**Data for processing:**
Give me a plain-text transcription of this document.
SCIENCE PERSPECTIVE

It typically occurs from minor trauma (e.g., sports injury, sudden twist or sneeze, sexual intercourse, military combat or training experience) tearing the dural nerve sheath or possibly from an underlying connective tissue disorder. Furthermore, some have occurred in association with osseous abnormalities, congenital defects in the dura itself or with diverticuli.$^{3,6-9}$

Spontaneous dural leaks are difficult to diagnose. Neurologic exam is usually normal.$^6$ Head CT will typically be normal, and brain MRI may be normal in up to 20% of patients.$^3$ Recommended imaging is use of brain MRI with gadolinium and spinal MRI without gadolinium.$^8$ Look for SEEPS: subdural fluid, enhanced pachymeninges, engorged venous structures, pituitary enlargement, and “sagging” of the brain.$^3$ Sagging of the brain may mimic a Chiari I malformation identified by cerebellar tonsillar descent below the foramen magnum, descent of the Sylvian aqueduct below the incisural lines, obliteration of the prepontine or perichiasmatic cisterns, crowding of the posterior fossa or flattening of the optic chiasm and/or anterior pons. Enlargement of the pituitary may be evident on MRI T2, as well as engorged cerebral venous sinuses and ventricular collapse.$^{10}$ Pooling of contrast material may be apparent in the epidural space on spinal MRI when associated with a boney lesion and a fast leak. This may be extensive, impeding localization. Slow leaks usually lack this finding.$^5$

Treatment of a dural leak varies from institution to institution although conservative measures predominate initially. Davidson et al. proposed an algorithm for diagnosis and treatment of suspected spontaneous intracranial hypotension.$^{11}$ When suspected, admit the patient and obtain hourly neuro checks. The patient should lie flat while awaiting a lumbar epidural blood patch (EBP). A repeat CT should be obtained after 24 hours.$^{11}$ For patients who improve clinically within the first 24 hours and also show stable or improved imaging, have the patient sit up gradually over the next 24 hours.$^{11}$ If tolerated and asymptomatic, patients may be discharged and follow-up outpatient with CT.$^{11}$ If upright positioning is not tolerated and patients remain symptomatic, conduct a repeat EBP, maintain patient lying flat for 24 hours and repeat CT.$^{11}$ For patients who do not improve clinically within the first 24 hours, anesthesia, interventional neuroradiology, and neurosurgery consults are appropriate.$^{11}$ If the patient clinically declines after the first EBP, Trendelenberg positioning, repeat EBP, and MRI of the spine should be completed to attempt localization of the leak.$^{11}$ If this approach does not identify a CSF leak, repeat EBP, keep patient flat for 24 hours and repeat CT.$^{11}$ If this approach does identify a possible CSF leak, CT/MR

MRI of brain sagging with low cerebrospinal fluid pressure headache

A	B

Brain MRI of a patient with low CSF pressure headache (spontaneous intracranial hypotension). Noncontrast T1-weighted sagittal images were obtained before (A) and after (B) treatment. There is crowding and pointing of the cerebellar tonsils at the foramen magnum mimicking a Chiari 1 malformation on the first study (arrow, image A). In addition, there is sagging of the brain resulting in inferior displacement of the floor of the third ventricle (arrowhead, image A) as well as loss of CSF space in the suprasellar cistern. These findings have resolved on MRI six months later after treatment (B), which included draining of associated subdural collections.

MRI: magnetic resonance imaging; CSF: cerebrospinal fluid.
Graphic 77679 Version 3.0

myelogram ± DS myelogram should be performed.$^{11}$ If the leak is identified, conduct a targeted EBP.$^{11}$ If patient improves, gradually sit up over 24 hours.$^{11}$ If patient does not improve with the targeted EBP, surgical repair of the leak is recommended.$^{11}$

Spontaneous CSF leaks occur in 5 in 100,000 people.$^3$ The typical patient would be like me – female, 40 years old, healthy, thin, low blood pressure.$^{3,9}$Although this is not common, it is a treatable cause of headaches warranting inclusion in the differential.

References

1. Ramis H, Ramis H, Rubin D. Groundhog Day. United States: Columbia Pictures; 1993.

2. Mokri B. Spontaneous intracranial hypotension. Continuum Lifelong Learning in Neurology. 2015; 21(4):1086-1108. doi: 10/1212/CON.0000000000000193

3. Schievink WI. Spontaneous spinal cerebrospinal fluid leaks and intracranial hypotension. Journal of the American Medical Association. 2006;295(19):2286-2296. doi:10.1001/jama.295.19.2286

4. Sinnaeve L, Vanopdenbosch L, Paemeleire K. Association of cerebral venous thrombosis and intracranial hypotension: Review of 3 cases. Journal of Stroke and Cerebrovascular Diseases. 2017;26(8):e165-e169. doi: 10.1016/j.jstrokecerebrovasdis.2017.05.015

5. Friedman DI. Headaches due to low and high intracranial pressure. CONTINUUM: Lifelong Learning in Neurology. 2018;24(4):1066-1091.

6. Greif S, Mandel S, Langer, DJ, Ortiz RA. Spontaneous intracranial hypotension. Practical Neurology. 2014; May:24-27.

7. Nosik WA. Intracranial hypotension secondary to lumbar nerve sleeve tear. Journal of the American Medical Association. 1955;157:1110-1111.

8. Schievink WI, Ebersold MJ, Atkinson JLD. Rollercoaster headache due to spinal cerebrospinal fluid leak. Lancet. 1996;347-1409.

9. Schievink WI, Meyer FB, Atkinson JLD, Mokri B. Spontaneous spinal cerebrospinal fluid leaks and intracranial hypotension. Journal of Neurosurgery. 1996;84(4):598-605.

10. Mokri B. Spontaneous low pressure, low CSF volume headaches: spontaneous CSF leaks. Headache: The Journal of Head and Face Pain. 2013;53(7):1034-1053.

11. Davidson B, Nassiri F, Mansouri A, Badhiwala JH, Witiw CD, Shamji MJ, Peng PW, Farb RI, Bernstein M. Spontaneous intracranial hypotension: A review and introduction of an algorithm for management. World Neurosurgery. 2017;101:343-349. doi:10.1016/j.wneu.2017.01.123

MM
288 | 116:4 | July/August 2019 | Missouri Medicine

**Work to be completed:** Nothing in the data above should change. Please copy it all.

**Task result:**
Give me a plain-text transcription of this document.
SCIENCE PERSPECTIVE

It typically occurs from minor trauma (e.g., sports injury, sudden twist or sneeze, sexual intercourse, military combat or training experience) tearing the dural nerve sheath or possibly from an underlying connective tissue disorder. Furthermore, some have occurred in association with osseous abnormalities, congenital defects in the dura itself or with diverticuli.$^{3,6-9}$

Spontaneous dural leaks are difficult to diagnose. Neurologic exam is usually normal.$^6$ Head CT will typically be normal, and brain MRI may be normal in up to 20% of patients.$^3$ Recommended imaging is use of brain MRI with gadolinium and spinal MRI without gadolinium.$^8$ Look for SEEPS: subdural fluid, enhanced pachymeninges, engorged venous structures, pituitary enlargement, and “sagging” of the brain.$^3$ Sagging of the brain may mimic a Chiari I malformation identified by cerebellar tonsillar descent below the foramen magnum, descent of the Sylvian aqueduct below the incisural lines, obliteration of the prepontine or perichiasmatic cisterns, crowding of the posterior fossa or flattening of the optic chiasm and/or anterior pons. Enlargement of the pituitary may be evident on MRI T2, as well as engorged cerebral venous sinuses and ventricular collapse.$^{10}$ Pooling of contrast material may be apparent in the epidural space on spinal MRI when associated with a boney lesion and a fast leak. This may be extensive, impeding localization. Slow leaks usually lack this finding.$^5$

Treatment of a dural leak varies from institution to institution although conservative measures predominate initially. Davidson et al. proposed an algorithm for diagnosis and treatment of suspected spontaneous intracranial hypotension.$^{11}$ When suspected, admit the patient and obtain hourly neuro checks. The patient should lie flat while awaiting a lumbar epidural blood patch (EBP). A repeat CT should be obtained after 24 hours.$^{11}$ For patients who improve clinically within the first 24 hours and also show stable or improved imaging, have the patient sit up gradually over the next 24 hours.$^{11}$ If tolerated and asymptomatic, patients may be discharged and follow-up outpatient with CT.$^{11}$ If upright positioning is not tolerated and patients remain symptomatic, conduct a repeat EBP, maintain patient lying flat for 24 hours and repeat CT.$^{11}$ For patients who do not improve clinically within the first 24 hours, anesthesia, interventional neuroradiology, and neurosurgery consults are appropriate.$^{11}$ If the patient clinically declines after the first EBP, Trendelenberg positioning, repeat EBP, and MRI of the spine should be completed to attempt localization of the leak.$^{11}$ If this approach does not identify a CSF leak, repeat EBP, keep patient flat for 24 hours and repeat CT.$^{11}$ If this approach does identify a possible CSF leak, CT/MR

MRI of brain sagging with low cerebrospinal fluid pressure headache

A	B

Brain MRI of a patient with low CSF pressure headache (spontaneous intracranial hypotension). Noncontrast T1-weighted sagittal images were obtained before (A) and after (B) treatment. There is crowding and pointing of the cerebellar tonsils at the foramen magnum mimicking a Chiari 1 malformation on the first study (arrow, image A). In addition, there is sagging of the brain resulting in inferior displacement of the floor of the third ventricle (arrowhead, image A) as well as loss of CSF space in the suprasellar cistern. These findings have resolved on MRI six months later after treatment (B), which included draining of associated subdural collections.

MRI: magnetic resonance imaging; CSF: cerebrospinal fluid.
Graphic 77679 Version 3.0

myelogram ± DS myelogram should be performed.$^{11}$ If the leak is identified, conduct a targeted EBP.$^{11}$ If patient improves, gradually sit up over 24 hours.$^{11}$ If patient does not improve with the targeted EBP, surgical repair of the leak is recommended.$^{11}$

Spontaneous CSF leaks occur in 5 in 100,000 people.$^3$ The typical patient would be like me – female, 40 years old, healthy, thin, low blood pressure.$^{3,9}$Although this is not common, it is a treatable cause of headaches warranting inclusion in the differential.

References

1. Ramis H, Ramis H, Rubin D. Groundhog Day. United States: Columbia Pictures; 1993.

2. Mokri B. Spontaneous intracranial hypotension. Continuum Lifelong Learning in Neurology. 2015; 21(4):1086-1108. doi: 10/1212/CON.0000000000000193

3. Schievink WI. Spontaneous spinal cerebrospinal fluid leaks and intracranial hypotension. Journal of the American Medical Association. 2006;295(19):2286-2296. doi:10.1001/jama.295.19.2286

4. Sinnaeve L, Vanopdenbosch L, Paemeleire K. Association of cerebral venous thrombosis and intracranial hypotension: Review of 3 cases. Journal of Stroke and Cerebrovascular Diseases. 2017;26(8):e165-e169. doi: 10.1016/j.jstrokecerebrovasdis.2017.05.015

5. Friedman DI. Headaches due to low and high intracranial pressure. CONTINUUM: Lifelong Learning in Neurology. 2018;24(4):1066-1091.

6. Greif S, Mandel S, Langer, DJ, Ortiz RA. Spontaneous intracranial hypotension. Practical Neurology. 2014; May:24-27.

7. Nosik WA. Intracranial hypotension secondary to lumbar nerve sleeve tear. Journal of the American Medical Association. 1955;157:1110-1111.

8. Schievink WI, Ebersold MJ, Atkinson JLD. Rollercoaster headache due to spinal cerebrospinal fluid leak. Lancet. 1996;347-1409.

9. Schievink WI, Meyer FB, Atkinson JLD, Mokri B. Spontaneous spinal cerebrospinal fluid leaks and intracranial hypotension. Journal of Neurosurgery. 1996;84(4):598-605.

10. Mokri B. Spontaneous low pressure, low CSF volume headaches: spontaneous CSF leaks. Headache: The Journal of Head and Face Pain. 2013;53(7):1034-1053.

11. Davidson B, Nassiri F, Mansouri A, Badhiwala JH, Witiw CD, Shamji MJ, Peng PW, Farb RI, Bernstein M. Spontaneous intracranial hypotension: A review and introduction of an algorithm for management. World Neurosurgery. 2017;101:343-349. doi:10.1016/j.wneu.2017.01.123

MM
288 | 116:4 | July/August 2019 | Missouri Medicine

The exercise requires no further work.